* Begin *
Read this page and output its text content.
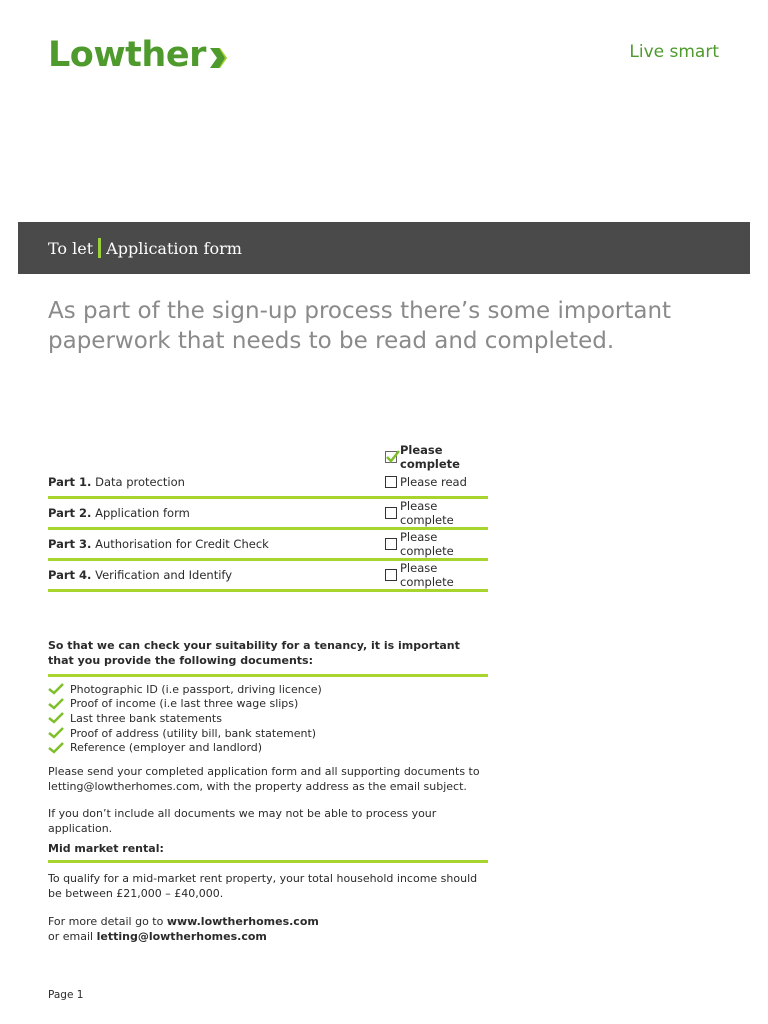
Lowther	Live smart
To let Application form
As part of the sign-up process there’s some important paperwork that needs to be read and completed.
Please complete
Part 1. Data protection	Please read
Part 2. Application form	Please complete
Part 3. Authorisation for Credit Check	Please complete
Part 4. Verification and Identify	Please complete
So that we can check your suitability for a tenancy, it is important that you provide the following documents:
Photographic ID (i.e passport, driving licence)
Proof of income (i.e last three wage slips)
Last three bank statements
Proof of address (utility bill, bank statement)
Reference (employer and landlord)
Please send your completed application form and all supporting documents to letting@lowtherhomes.com, with the property address as the email subject.
If you don’t include all documents we may not be able to process your application.
Mid market rental:
To qualify for a mid-market rent property, your total household income should be between £21,000 – £40,000.
For more detail go to www.lowtherhomes.com
or email letting@lowtherhomes.com
Page 1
* End *
- _PROBLEM DETAILS_: Print the complete listing exactly as it stands, without its pictures.

- _TASK ANSWER_:
Read this page and output its text content.
Lowther	Live smart
To let Application form
As part of the sign-up process there’s some important paperwork that needs to be read and completed.
Please complete
Part 1. Data protection	Please read
Part 2. Application form	Please complete
Part 3. Authorisation for Credit Check	Please complete
Part 4. Verification and Identify	Please complete
So that we can check your suitability for a tenancy, it is important that you provide the following documents:
Photographic ID (i.e passport, driving licence)
Proof of income (i.e last three wage slips)
Last three bank statements
Proof of address (utility bill, bank statement)
Reference (employer and landlord)
Please send your completed application form and all supporting documents to letting@lowtherhomes.com, with the property address as the email subject.
If you don’t include all documents we may not be able to process your application.
Mid market rental:
To qualify for a mid-market rent property, your total household income should be between £21,000 – £40,000.
For more detail go to www.lowtherhomes.com
or email letting@lowtherhomes.com
Page 1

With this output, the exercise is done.